WHAT YOU HAVE TO DO:
In the entries that follow, find every line containing "Maximum" and copy it.

Text content records for pages
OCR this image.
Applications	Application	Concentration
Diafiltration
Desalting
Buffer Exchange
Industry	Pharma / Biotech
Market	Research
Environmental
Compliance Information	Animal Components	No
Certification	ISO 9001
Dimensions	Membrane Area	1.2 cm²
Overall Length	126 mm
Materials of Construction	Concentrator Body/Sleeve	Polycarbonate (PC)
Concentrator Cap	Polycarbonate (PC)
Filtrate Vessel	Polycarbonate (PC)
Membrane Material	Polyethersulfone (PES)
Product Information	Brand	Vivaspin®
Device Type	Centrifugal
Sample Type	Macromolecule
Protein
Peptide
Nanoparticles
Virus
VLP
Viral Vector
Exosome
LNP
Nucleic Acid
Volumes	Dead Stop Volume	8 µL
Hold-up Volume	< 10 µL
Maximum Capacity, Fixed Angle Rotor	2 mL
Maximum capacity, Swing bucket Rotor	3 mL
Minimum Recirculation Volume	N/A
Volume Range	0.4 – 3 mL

EXPECTED ANSWER:
Maximum Capacity, Fixed Angle Rotor	2 mL
Maximum capacity, Swing bucket Rotor	3 mL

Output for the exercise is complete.